■ **What to produce**
Give back nothing but the number of lines in these entries that contain the word "JSON".

Figure record extracts:
*** Begin section ***

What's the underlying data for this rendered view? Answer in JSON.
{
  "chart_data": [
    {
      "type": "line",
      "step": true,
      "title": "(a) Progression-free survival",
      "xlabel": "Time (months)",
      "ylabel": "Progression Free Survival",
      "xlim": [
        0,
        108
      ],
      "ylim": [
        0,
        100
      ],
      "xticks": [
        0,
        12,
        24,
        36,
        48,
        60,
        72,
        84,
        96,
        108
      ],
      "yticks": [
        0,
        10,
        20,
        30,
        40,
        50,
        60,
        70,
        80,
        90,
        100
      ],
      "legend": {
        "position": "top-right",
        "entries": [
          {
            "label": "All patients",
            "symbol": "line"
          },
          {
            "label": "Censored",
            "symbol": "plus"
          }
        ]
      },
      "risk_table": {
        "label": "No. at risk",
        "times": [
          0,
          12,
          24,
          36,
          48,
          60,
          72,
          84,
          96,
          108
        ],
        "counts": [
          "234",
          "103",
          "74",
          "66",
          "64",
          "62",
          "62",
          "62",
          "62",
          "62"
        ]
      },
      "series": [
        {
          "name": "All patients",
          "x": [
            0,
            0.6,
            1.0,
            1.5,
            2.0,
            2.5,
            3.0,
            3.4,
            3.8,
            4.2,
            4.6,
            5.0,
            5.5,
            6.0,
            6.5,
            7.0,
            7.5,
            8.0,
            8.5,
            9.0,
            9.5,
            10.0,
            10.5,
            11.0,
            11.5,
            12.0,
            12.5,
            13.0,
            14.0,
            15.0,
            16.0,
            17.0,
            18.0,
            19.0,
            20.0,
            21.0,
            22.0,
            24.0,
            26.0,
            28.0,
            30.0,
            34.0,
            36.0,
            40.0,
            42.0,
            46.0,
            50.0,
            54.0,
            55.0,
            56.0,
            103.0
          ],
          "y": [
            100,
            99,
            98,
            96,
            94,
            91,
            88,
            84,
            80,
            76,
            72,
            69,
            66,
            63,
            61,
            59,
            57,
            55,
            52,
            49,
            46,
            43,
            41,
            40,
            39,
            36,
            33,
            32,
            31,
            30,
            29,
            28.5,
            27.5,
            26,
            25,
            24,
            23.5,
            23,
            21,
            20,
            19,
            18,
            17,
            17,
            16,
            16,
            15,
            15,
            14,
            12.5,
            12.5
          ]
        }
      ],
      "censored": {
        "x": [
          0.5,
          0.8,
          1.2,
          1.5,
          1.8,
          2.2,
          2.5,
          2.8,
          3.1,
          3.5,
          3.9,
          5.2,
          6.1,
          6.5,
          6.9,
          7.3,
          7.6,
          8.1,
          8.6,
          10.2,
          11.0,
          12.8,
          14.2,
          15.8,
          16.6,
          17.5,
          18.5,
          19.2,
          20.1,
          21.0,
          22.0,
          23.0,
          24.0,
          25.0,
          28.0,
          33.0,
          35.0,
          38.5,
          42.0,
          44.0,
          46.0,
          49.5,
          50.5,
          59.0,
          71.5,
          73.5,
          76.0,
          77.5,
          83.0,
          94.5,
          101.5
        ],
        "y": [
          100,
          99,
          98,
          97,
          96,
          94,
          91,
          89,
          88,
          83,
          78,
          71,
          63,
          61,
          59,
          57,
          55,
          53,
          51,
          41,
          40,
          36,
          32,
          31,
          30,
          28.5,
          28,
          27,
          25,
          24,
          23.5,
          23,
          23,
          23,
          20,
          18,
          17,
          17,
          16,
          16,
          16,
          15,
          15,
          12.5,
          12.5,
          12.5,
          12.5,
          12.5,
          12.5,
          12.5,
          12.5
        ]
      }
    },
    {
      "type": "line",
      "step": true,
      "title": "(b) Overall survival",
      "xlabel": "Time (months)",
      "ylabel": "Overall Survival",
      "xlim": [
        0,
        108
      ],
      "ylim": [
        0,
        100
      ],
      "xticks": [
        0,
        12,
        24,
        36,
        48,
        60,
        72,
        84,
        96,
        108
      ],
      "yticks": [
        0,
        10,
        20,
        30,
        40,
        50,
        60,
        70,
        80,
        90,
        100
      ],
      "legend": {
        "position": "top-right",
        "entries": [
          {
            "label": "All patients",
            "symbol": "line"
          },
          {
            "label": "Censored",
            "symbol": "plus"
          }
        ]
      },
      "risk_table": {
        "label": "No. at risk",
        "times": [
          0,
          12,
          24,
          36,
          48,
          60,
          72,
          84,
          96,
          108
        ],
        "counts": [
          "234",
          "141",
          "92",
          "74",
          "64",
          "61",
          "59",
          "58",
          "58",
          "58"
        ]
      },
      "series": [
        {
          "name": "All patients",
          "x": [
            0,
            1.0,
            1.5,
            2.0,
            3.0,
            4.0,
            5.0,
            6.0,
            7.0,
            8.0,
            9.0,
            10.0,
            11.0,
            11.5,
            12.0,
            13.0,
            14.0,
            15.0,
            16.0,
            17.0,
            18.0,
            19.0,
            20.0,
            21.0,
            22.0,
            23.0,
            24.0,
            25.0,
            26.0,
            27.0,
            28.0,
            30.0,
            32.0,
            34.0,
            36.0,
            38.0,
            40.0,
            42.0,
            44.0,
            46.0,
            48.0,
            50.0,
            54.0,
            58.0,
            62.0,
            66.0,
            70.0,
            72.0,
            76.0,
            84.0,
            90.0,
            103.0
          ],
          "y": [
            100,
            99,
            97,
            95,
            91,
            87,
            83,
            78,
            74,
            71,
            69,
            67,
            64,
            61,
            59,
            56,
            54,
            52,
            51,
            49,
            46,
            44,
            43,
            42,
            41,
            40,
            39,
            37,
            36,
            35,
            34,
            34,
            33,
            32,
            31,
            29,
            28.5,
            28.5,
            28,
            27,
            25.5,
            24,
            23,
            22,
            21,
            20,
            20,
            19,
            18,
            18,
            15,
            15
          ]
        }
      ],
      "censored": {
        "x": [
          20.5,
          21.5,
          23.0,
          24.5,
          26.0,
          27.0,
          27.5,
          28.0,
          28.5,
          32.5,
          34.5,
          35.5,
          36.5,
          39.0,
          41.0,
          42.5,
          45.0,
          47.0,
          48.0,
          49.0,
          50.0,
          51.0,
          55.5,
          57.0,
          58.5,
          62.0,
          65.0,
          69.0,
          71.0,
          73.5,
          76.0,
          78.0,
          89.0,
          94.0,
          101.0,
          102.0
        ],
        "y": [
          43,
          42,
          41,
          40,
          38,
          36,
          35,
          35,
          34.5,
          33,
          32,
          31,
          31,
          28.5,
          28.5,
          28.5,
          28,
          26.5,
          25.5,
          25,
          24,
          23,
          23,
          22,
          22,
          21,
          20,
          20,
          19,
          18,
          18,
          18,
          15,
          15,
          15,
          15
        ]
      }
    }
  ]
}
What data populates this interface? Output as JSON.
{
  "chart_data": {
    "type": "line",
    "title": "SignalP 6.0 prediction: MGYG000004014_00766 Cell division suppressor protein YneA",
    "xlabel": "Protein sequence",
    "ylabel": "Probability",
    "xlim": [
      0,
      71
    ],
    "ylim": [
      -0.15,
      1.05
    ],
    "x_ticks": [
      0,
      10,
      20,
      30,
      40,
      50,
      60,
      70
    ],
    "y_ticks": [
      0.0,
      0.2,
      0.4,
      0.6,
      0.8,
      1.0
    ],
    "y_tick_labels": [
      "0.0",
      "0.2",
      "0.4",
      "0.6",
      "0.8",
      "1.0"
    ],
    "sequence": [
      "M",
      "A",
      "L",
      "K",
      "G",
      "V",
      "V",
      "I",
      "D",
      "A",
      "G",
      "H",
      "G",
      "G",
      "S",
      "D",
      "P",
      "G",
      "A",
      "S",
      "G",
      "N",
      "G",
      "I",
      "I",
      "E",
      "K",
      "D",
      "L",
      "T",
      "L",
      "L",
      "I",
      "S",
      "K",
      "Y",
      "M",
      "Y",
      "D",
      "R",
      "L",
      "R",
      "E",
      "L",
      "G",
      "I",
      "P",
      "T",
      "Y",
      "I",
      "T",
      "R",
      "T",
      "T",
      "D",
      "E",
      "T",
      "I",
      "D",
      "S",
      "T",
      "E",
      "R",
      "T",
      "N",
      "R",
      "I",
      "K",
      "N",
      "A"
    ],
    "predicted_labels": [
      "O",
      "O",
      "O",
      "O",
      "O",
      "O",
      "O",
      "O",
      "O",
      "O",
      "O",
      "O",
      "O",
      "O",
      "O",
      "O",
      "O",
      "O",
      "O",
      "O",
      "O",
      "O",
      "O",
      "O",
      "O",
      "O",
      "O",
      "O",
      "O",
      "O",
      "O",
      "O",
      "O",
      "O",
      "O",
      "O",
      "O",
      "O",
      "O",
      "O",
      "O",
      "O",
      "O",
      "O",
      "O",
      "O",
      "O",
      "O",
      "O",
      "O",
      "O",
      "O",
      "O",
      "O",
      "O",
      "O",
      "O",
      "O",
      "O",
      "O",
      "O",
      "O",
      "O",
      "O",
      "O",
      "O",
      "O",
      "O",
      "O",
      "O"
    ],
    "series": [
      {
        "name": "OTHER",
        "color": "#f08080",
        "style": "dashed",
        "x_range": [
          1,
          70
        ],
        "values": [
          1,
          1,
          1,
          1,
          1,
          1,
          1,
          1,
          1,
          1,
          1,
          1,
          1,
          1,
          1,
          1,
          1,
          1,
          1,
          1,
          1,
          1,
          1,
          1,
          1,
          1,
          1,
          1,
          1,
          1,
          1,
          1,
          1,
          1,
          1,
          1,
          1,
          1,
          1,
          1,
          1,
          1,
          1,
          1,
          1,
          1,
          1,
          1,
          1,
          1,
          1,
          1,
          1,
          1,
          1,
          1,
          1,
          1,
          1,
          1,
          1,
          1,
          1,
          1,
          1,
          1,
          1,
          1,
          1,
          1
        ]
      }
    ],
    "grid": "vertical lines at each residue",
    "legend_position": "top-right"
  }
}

*** End section ***

■ **Response to the task**
2